AIM OF THE EXERCISE → Provide an exact transcription of all the records.

RECORDS FOR THE TASK →
——
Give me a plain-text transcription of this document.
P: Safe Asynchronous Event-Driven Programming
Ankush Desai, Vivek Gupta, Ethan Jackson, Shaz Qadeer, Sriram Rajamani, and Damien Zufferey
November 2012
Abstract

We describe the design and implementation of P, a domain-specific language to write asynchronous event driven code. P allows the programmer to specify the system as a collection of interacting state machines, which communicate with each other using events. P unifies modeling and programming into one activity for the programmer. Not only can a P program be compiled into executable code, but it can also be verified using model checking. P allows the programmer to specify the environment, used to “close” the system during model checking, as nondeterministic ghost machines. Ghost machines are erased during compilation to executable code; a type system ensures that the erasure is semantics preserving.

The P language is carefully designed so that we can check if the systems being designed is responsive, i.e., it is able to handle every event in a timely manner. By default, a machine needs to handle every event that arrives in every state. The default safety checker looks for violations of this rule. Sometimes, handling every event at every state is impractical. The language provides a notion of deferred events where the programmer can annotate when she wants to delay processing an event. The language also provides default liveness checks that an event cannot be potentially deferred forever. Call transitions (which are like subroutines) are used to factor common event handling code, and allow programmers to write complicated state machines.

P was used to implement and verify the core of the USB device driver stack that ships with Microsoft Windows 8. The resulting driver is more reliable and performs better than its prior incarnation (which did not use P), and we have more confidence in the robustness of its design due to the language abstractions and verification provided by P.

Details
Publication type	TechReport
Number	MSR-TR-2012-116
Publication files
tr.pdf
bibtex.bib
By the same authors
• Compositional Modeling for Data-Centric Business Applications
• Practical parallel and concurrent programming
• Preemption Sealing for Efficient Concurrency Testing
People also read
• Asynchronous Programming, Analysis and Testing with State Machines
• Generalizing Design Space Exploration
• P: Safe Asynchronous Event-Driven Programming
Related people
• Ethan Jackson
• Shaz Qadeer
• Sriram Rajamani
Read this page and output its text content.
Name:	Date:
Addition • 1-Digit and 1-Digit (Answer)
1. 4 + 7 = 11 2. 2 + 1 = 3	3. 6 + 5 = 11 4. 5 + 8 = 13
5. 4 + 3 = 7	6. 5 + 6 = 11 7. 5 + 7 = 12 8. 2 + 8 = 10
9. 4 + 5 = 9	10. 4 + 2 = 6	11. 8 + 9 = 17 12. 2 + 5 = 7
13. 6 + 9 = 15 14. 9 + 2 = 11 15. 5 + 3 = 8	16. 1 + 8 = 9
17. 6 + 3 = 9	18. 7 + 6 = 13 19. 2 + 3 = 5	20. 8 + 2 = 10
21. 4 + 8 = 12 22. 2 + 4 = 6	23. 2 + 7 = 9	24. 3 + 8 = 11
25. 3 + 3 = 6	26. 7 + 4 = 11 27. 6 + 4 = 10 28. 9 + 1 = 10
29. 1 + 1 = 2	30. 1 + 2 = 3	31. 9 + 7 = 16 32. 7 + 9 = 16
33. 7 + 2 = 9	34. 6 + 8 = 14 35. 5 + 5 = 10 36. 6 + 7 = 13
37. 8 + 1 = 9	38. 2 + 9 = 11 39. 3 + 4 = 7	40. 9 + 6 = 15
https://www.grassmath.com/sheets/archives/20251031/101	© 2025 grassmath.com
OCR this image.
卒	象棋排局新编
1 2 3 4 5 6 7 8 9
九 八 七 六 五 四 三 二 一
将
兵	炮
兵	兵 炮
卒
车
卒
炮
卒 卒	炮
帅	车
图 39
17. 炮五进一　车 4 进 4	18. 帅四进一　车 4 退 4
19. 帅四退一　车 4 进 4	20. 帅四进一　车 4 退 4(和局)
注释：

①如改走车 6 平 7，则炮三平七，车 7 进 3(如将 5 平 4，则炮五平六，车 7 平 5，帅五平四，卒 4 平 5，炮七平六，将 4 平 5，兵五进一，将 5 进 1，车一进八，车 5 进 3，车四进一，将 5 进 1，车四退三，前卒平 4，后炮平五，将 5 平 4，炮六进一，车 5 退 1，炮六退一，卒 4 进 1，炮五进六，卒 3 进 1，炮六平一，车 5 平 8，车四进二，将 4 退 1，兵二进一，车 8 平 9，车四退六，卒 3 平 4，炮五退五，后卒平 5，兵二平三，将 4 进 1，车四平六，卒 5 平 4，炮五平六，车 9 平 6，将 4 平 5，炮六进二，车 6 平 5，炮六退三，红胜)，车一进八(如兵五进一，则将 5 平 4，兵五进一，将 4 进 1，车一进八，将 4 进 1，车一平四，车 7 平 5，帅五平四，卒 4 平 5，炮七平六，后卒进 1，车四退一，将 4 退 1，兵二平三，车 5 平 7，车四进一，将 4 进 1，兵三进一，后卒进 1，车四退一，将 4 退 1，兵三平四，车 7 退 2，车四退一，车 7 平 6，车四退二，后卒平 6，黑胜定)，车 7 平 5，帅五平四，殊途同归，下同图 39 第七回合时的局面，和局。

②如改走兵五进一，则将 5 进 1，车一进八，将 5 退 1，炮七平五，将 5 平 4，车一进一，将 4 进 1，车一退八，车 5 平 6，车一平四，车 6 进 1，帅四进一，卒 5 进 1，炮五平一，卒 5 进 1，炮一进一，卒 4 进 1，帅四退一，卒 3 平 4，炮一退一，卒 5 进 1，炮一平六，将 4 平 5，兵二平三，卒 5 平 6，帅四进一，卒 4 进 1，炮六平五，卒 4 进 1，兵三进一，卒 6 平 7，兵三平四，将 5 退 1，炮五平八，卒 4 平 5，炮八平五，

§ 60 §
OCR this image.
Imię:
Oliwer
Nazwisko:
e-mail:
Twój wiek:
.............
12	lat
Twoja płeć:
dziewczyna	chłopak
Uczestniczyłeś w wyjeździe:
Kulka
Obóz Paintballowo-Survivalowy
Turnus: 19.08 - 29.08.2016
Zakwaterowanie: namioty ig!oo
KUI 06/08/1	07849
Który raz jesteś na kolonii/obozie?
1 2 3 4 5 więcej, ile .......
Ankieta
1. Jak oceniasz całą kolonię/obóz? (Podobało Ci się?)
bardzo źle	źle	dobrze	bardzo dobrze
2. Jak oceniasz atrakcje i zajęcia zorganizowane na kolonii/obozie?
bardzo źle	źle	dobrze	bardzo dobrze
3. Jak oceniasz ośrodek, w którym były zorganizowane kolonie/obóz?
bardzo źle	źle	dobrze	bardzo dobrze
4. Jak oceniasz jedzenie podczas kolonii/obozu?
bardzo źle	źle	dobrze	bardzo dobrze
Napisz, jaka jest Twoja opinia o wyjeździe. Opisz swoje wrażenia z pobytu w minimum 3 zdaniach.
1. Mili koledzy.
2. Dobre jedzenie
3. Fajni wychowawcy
——
EXERCISE ANSWER →
Give me a plain-text transcription of this document.
P: Safe Asynchronous Event-Driven Programming
Ankush Desai, Vivek Gupta, Ethan Jackson, Shaz Qadeer, Sriram Rajamani, and Damien Zufferey
November 2012
Abstract

We describe the design and implementation of P, a domain-specific language to write asynchronous event driven code. P allows the programmer to specify the system as a collection of interacting state machines, which communicate with each other using events. P unifies modeling and programming into one activity for the programmer. Not only can a P program be compiled into executable code, but it can also be verified using model checking. P allows the programmer to specify the environment, used to “close” the system during model checking, as nondeterministic ghost machines. Ghost machines are erased during compilation to executable code; a type system ensures that the erasure is semantics preserving.

The P language is carefully designed so that we can check if the systems being designed is responsive, i.e., it is able to handle every event in a timely manner. By default, a machine needs to handle every event that arrives in every state. The default safety checker looks for violations of this rule. Sometimes, handling every event at every state is impractical. The language provides a notion of deferred events where the programmer can annotate when she wants to delay processing an event. The language also provides default liveness checks that an event cannot be potentially deferred forever. Call transitions (which are like subroutines) are used to factor common event handling code, and allow programmers to write complicated state machines.

P was used to implement and verify the core of the USB device driver stack that ships with Microsoft Windows 8. The resulting driver is more reliable and performs better than its prior incarnation (which did not use P), and we have more confidence in the robustness of its design due to the language abstractions and verification provided by P.

Details
Publication type	TechReport
Number	MSR-TR-2012-116
Publication files
tr.pdf
bibtex.bib
By the same authors
• Compositional Modeling for Data-Centric Business Applications
• Practical parallel and concurrent programming
• Preemption Sealing for Efficient Concurrency Testing
People also read
• Asynchronous Programming, Analysis and Testing with State Machines
• Generalizing Design Space Exploration
• P: Safe Asynchronous Event-Driven Programming
Related people
• Ethan Jackson
• Shaz Qadeer
• Sriram Rajamani
Read this page and output its text content.
Name:	Date:
Addition • 1-Digit and 1-Digit (Answer)
1. 4 + 7 = 11 2. 2 + 1 = 3	3. 6 + 5 = 11 4. 5 + 8 = 13
5. 4 + 3 = 7	6. 5 + 6 = 11 7. 5 + 7 = 12 8. 2 + 8 = 10
9. 4 + 5 = 9	10. 4 + 2 = 6	11. 8 + 9 = 17 12. 2 + 5 = 7
13. 6 + 9 = 15 14. 9 + 2 = 11 15. 5 + 3 = 8	16. 1 + 8 = 9
17. 6 + 3 = 9	18. 7 + 6 = 13 19. 2 + 3 = 5	20. 8 + 2 = 10
21. 4 + 8 = 12 22. 2 + 4 = 6	23. 2 + 7 = 9	24. 3 + 8 = 11
25. 3 + 3 = 6	26. 7 + 4 = 11 27. 6 + 4 = 10 28. 9 + 1 = 10
29. 1 + 1 = 2	30. 1 + 2 = 3	31. 9 + 7 = 16 32. 7 + 9 = 16
33. 7 + 2 = 9	34. 6 + 8 = 14 35. 5 + 5 = 10 36. 6 + 7 = 13
37. 8 + 1 = 9	38. 2 + 9 = 11 39. 3 + 4 = 7	40. 9 + 6 = 15
https://www.grassmath.com/sheets/archives/20251031/101	© 2025 grassmath.com
OCR this image.
卒	象棋排局新编
1 2 3 4 5 6 7 8 9
九 八 七 六 五 四 三 二 一
将
兵	炮
兵	兵 炮
卒
车
卒
炮
卒 卒	炮
帅	车
图 39
17. 炮五进一　车 4 进 4	18. 帅四进一　车 4 退 4
19. 帅四退一　车 4 进 4	20. 帅四进一　车 4 退 4(和局)
注释：

①如改走车 6 平 7，则炮三平七，车 7 进 3(如将 5 平 4，则炮五平六，车 7 平 5，帅五平四，卒 4 平 5，炮七平六，将 4 平 5，兵五进一，将 5 进 1，车一进八，车 5 进 3，车四进一，将 5 进 1，车四退三，前卒平 4，后炮平五，将 5 平 4，炮六进一，车 5 退 1，炮六退一，卒 4 进 1，炮五进六，卒 3 进 1，炮六平一，车 5 平 8，车四进二，将 4 退 1，兵二进一，车 8 平 9，车四退六，卒 3 平 4，炮五退五，后卒平 5，兵二平三，将 4 进 1，车四平六，卒 5 平 4，炮五平六，车 9 平 6，将 4 平 5，炮六进二，车 6 平 5，炮六退三，红胜)，车一进八(如兵五进一，则将 5 平 4，兵五进一，将 4 进 1，车一进八，将 4 进 1，车一平四，车 7 平 5，帅五平四，卒 4 平 5，炮七平六，后卒进 1，车四退一，将 4 退 1，兵二平三，车 5 平 7，车四进一，将 4 进 1，兵三进一，后卒进 1，车四退一，将 4 退 1，兵三平四，车 7 退 2，车四退一，车 7 平 6，车四退二，后卒平 6，黑胜定)，车 7 平 5，帅五平四，殊途同归，下同图 39 第七回合时的局面，和局。

②如改走兵五进一，则将 5 进 1，车一进八，将 5 退 1，炮七平五，将 5 平 4，车一进一，将 4 进 1，车一退八，车 5 平 6，车一平四，车 6 进 1，帅四进一，卒 5 进 1，炮五平一，卒 5 进 1，炮一进一，卒 4 进 1，帅四退一，卒 3 平 4，炮一退一，卒 5 进 1，炮一平六，将 4 平 5，兵二平三，卒 5 平 6，帅四进一，卒 4 进 1，炮六平五，卒 4 进 1，兵三进一，卒 6 平 7，兵三平四，将 5 退 1，炮五平八，卒 4 平 5，炮八平五，

§ 60 §
OCR this image.
Imię:
Oliwer
Nazwisko:
e-mail:
Twój wiek:
.............
12	lat
Twoja płeć:
dziewczyna	chłopak
Uczestniczyłeś w wyjeździe:
Kulka
Obóz Paintballowo-Survivalowy
Turnus: 19.08 - 29.08.2016
Zakwaterowanie: namioty ig!oo
KUI 06/08/1	07849
Który raz jesteś na kolonii/obozie?
1 2 3 4 5 więcej, ile .......
Ankieta
1. Jak oceniasz całą kolonię/obóz? (Podobało Ci się?)
bardzo źle	źle	dobrze	bardzo dobrze
2. Jak oceniasz atrakcje i zajęcia zorganizowane na kolonii/obozie?
bardzo źle	źle	dobrze	bardzo dobrze
3. Jak oceniasz ośrodek, w którym były zorganizowane kolonie/obóz?
bardzo źle	źle	dobrze	bardzo dobrze
4. Jak oceniasz jedzenie podczas kolonii/obozu?
bardzo źle	źle	dobrze	bardzo dobrze
Napisz, jaka jest Twoja opinia o wyjeździe. Opisz swoje wrażenia z pobytu w minimum 3 zdaniach.
1. Mili koledzy.
2. Dobre jedzenie
3. Fajni wychowawcy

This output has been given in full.